Count every line of the listing where the string "grid" occurs, and reply with the count alone.

Excerpts from a figure dataset

- - - - -

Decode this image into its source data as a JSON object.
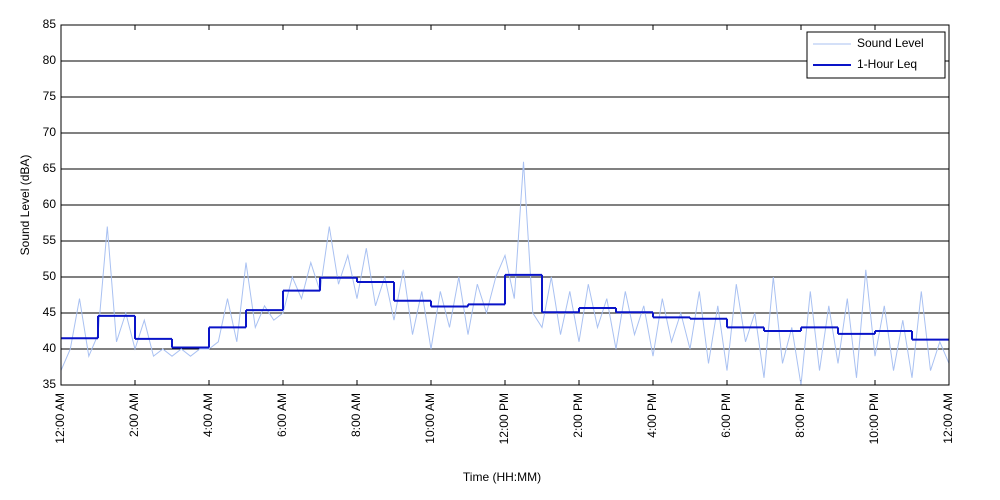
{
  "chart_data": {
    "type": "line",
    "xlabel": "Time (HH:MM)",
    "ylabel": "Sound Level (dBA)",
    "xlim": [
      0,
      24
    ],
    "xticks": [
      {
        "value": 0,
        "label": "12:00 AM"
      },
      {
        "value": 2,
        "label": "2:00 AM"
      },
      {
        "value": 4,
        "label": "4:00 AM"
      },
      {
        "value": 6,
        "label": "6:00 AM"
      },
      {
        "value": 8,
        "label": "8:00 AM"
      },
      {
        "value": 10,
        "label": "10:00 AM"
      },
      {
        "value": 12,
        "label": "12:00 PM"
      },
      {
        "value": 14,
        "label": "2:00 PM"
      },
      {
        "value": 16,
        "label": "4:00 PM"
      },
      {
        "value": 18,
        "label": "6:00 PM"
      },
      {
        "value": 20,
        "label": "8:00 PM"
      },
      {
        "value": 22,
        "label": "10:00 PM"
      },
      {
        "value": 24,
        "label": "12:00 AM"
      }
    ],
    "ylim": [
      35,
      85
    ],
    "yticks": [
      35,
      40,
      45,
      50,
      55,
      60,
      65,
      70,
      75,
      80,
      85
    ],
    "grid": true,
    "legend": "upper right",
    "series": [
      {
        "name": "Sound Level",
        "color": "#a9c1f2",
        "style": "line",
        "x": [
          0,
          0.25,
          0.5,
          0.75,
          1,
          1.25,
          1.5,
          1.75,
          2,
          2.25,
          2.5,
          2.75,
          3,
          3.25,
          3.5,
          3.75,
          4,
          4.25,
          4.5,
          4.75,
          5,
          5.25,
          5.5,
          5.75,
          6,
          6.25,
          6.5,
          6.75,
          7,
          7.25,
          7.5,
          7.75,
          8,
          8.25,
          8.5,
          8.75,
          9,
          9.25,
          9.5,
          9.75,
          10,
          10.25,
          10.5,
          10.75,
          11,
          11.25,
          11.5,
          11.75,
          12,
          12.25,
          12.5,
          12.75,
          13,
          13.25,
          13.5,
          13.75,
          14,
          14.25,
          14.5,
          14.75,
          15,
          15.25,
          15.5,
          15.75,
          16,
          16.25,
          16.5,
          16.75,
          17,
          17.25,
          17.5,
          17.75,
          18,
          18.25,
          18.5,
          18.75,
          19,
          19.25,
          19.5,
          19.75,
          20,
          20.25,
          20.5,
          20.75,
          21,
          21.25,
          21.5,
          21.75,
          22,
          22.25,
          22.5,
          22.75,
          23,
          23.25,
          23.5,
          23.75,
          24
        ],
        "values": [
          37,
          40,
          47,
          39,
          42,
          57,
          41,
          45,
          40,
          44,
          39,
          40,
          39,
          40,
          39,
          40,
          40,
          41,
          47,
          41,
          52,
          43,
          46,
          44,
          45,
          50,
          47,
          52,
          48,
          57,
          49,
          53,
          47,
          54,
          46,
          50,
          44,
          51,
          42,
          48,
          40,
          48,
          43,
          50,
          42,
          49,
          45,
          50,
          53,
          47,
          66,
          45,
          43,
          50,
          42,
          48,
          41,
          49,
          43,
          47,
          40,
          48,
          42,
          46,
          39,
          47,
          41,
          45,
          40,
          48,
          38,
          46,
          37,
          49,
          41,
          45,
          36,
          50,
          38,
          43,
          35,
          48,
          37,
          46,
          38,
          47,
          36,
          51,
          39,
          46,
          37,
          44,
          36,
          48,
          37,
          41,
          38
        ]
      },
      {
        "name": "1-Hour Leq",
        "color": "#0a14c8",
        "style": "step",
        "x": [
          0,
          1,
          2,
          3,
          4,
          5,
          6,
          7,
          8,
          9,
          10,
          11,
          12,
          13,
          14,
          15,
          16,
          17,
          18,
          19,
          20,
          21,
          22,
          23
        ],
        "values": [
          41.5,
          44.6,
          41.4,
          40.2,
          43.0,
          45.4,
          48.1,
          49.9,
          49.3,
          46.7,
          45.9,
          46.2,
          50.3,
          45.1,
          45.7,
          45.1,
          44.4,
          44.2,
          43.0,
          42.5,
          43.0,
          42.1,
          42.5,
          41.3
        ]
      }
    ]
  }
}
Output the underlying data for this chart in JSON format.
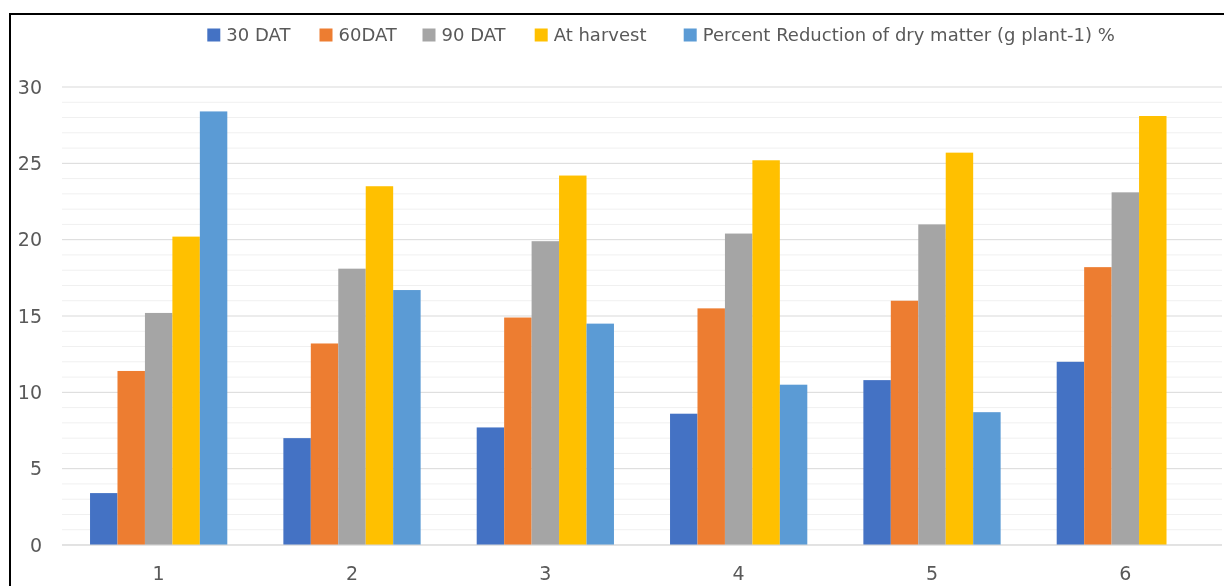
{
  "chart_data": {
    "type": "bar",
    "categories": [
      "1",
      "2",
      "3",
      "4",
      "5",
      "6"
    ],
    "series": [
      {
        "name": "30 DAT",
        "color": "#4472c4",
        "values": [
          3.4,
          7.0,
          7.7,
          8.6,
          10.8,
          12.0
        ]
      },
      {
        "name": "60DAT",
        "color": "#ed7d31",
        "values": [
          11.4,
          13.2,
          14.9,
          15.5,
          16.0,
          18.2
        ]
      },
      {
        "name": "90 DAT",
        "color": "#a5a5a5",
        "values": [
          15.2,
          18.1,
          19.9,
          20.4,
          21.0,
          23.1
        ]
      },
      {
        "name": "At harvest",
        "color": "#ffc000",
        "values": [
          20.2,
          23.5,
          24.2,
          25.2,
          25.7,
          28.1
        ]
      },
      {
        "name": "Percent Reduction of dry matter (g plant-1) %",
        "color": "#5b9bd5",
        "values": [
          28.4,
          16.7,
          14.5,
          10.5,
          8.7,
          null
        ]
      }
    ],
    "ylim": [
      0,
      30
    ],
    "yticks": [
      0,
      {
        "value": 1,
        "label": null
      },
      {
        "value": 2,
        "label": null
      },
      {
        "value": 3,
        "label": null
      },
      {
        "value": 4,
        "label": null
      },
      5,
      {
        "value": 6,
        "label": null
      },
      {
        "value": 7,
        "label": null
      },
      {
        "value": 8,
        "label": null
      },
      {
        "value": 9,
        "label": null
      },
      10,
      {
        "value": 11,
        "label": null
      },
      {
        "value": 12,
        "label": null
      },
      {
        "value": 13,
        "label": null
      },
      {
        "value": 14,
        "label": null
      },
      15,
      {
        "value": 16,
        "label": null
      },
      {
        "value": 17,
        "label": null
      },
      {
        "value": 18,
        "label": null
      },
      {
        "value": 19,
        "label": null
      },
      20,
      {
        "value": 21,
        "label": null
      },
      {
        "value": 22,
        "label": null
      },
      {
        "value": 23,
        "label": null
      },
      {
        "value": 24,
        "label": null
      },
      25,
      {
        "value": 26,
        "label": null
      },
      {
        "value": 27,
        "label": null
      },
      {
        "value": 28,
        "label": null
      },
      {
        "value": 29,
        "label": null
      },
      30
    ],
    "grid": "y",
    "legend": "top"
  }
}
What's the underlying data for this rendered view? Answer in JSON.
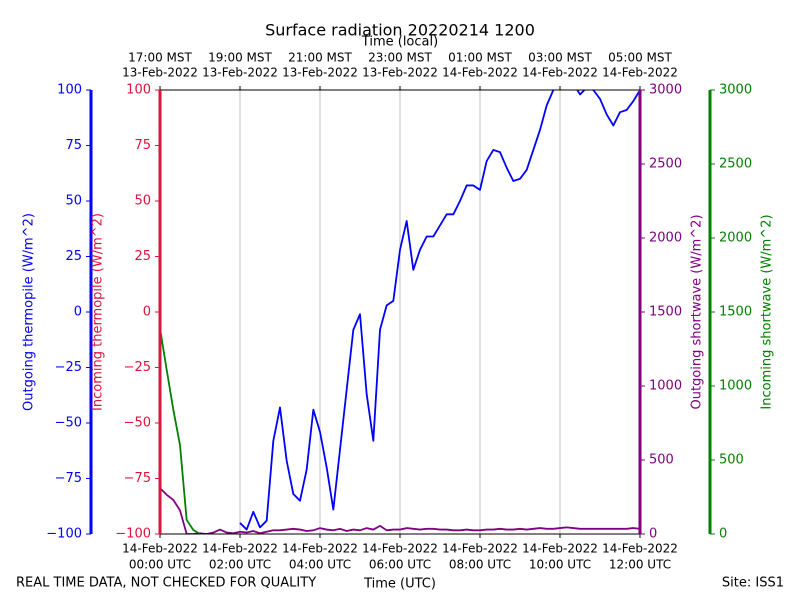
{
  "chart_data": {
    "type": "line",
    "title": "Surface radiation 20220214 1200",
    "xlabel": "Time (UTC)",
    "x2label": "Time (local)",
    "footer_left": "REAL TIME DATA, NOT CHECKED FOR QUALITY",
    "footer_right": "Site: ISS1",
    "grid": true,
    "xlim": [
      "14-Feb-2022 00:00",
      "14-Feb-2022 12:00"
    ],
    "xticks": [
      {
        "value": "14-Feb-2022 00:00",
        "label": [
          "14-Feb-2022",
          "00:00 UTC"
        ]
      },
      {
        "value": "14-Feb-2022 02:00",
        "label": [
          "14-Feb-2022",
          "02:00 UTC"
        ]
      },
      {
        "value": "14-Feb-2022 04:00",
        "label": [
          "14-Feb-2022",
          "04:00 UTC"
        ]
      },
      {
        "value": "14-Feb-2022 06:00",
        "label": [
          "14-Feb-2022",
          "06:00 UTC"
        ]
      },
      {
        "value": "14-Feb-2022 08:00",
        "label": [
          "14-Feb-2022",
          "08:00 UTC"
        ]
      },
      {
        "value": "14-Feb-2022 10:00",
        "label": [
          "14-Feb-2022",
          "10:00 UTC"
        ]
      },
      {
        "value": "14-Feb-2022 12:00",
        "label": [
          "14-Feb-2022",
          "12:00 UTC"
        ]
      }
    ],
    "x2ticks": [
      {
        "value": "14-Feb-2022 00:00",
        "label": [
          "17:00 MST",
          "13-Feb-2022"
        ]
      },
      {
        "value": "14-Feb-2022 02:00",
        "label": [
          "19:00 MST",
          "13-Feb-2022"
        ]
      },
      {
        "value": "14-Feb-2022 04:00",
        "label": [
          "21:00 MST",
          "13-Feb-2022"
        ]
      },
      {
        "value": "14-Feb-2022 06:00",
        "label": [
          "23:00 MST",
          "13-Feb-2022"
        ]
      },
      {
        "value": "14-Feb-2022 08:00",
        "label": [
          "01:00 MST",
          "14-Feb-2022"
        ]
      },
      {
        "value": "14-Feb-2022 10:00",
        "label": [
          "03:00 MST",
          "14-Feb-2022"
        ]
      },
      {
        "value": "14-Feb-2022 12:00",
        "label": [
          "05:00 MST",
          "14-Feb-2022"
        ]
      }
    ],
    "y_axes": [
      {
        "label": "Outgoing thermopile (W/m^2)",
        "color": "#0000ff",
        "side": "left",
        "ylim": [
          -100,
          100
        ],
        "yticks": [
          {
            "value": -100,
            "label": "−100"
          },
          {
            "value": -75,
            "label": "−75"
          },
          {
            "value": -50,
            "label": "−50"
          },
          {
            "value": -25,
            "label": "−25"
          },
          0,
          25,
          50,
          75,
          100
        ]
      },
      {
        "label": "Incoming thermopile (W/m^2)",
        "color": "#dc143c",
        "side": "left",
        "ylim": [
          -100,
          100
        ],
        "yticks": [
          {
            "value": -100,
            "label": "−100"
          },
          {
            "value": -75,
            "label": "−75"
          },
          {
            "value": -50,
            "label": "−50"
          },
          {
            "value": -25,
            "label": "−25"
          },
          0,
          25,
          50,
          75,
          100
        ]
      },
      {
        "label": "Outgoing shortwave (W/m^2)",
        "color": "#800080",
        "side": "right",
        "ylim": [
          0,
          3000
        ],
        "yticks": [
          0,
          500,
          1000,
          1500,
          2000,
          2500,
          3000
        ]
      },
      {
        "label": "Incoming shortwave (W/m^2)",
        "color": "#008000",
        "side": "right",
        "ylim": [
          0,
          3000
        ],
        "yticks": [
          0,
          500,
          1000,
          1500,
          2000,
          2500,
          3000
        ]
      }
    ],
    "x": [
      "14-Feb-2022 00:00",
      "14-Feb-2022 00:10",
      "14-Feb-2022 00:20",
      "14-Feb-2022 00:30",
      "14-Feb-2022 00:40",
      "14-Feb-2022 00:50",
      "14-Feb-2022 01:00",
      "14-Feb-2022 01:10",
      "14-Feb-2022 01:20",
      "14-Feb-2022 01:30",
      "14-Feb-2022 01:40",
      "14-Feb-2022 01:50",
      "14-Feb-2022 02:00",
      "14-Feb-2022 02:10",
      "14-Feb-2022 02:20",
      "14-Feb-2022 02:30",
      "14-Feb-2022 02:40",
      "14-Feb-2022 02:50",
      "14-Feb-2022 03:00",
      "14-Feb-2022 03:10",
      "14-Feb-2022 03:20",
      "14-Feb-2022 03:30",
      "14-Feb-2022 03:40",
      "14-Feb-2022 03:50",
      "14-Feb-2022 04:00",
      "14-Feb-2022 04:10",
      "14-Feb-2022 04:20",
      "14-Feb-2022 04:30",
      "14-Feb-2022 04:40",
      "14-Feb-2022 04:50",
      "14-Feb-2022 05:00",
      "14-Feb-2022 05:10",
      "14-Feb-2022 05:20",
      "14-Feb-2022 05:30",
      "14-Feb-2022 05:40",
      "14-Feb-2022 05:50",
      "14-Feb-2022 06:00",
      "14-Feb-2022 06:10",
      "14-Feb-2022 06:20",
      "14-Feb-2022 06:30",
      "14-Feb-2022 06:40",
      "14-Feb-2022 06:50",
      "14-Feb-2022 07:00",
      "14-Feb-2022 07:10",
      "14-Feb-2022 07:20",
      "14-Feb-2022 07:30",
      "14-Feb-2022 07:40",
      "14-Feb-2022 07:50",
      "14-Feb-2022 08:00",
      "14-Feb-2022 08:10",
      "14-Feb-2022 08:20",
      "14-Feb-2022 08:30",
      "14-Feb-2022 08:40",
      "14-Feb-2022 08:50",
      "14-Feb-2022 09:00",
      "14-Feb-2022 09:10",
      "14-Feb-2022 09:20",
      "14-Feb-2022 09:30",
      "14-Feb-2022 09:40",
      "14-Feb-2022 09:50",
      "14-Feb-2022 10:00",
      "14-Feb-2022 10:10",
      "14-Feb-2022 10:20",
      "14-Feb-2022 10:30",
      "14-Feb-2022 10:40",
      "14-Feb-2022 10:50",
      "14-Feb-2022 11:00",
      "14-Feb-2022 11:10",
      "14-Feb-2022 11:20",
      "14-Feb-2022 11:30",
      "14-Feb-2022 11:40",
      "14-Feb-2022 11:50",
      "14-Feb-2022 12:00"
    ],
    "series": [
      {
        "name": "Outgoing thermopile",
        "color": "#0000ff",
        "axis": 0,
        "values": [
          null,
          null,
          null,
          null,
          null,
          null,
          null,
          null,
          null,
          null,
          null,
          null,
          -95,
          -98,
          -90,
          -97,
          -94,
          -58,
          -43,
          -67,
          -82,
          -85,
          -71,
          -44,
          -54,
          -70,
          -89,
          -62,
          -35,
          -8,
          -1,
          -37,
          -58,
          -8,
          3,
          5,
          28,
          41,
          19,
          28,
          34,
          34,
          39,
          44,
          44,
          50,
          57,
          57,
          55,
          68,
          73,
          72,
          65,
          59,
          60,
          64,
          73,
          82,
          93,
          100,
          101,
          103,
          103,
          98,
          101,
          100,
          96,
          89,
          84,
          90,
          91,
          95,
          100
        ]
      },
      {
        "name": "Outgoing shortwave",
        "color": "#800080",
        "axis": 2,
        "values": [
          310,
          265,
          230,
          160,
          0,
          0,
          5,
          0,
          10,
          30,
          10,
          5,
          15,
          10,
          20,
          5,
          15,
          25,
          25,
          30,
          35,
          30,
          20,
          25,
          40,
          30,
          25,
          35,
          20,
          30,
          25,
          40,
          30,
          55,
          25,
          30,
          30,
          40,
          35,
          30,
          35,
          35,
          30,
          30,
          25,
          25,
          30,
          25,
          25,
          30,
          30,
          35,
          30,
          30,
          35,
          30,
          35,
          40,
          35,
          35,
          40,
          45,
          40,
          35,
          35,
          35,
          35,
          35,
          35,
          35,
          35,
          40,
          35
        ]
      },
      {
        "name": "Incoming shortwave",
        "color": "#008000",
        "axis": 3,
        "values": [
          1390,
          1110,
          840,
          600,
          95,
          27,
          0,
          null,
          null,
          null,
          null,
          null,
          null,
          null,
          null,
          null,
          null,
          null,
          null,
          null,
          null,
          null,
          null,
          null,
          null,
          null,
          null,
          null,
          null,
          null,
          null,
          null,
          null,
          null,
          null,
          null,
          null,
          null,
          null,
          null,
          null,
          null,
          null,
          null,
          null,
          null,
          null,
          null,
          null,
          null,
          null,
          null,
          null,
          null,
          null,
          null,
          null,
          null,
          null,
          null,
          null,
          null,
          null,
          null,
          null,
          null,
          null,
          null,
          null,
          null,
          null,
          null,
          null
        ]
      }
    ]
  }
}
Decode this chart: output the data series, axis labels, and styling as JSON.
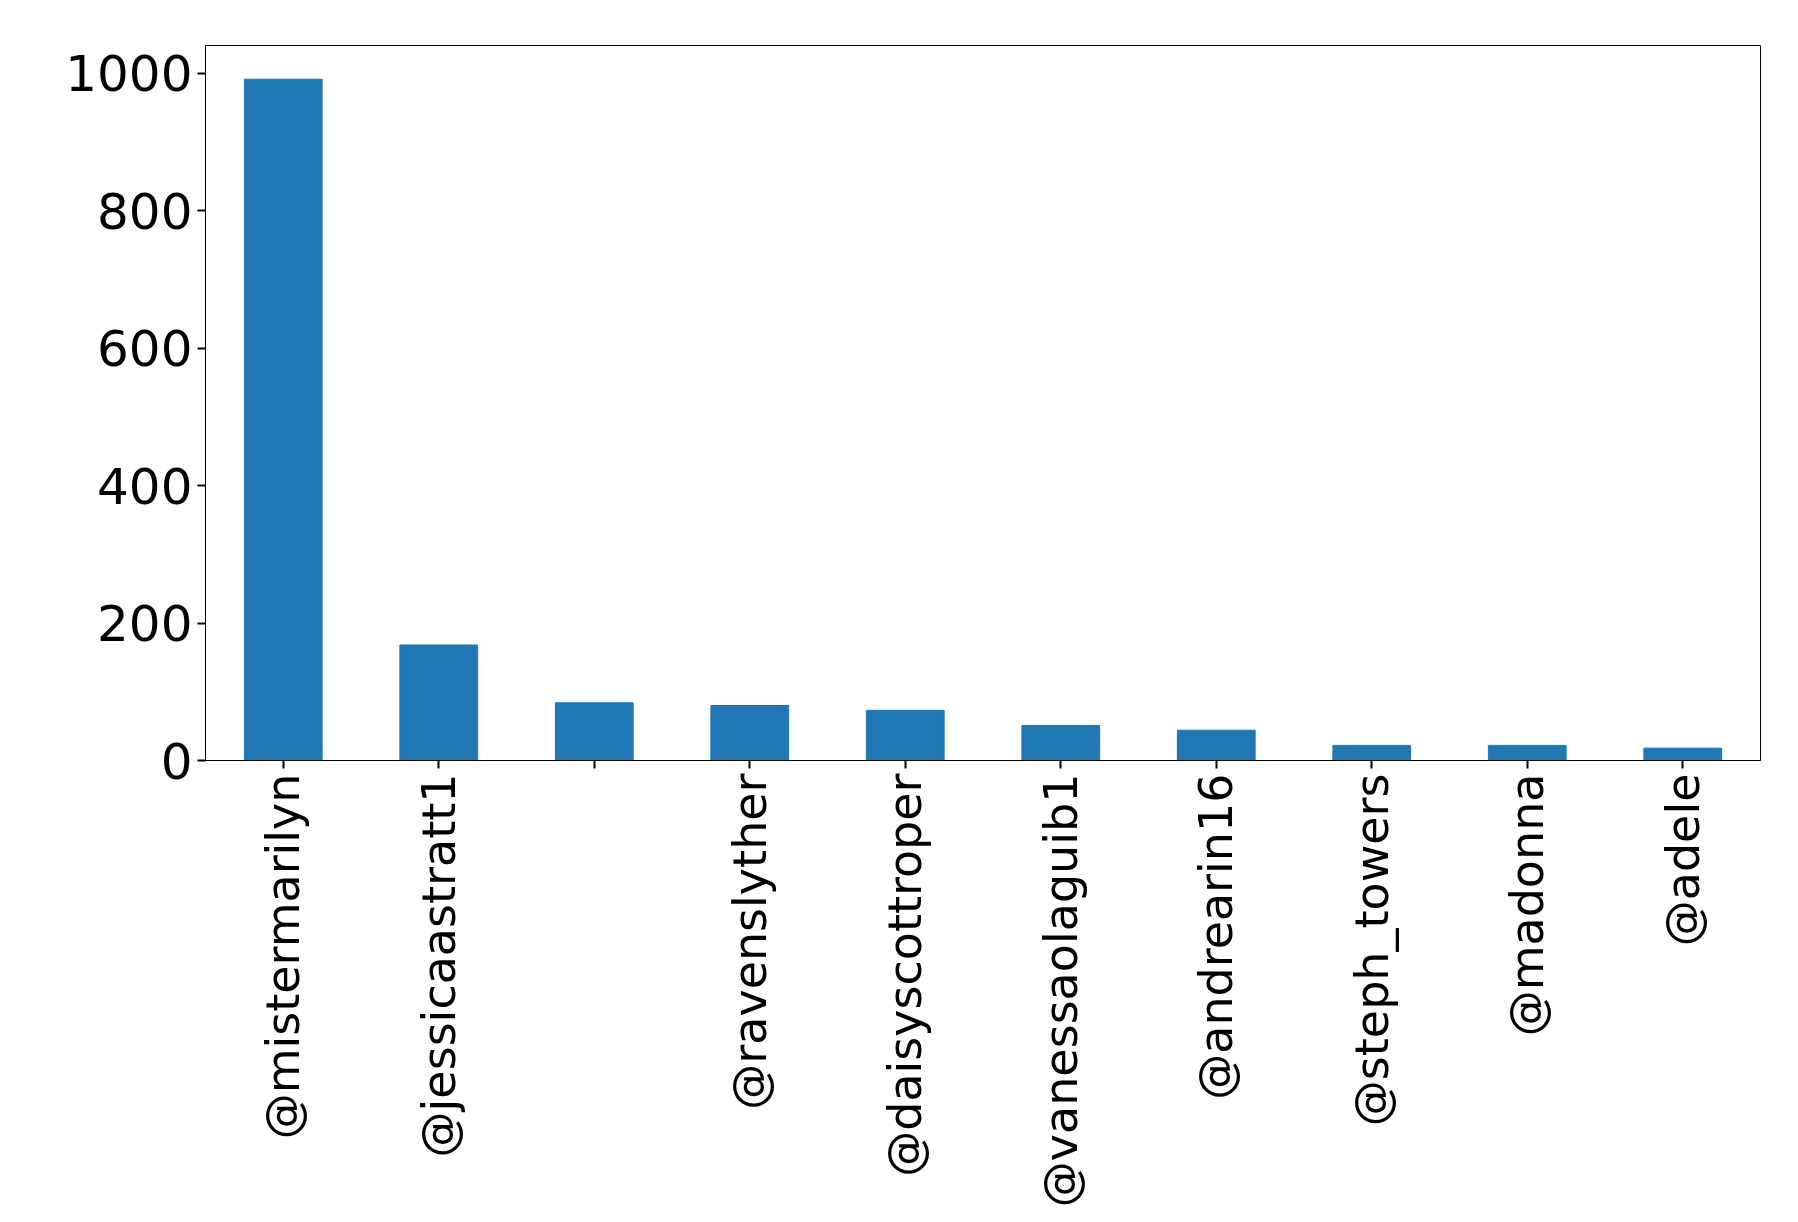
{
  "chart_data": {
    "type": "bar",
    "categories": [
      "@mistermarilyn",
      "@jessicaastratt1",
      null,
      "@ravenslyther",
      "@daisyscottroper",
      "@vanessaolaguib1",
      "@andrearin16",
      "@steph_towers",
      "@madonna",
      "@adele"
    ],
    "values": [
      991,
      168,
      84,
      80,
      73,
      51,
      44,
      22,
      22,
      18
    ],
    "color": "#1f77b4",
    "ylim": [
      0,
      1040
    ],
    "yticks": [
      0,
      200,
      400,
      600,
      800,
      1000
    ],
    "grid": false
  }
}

- - - - -

Answer to the task
4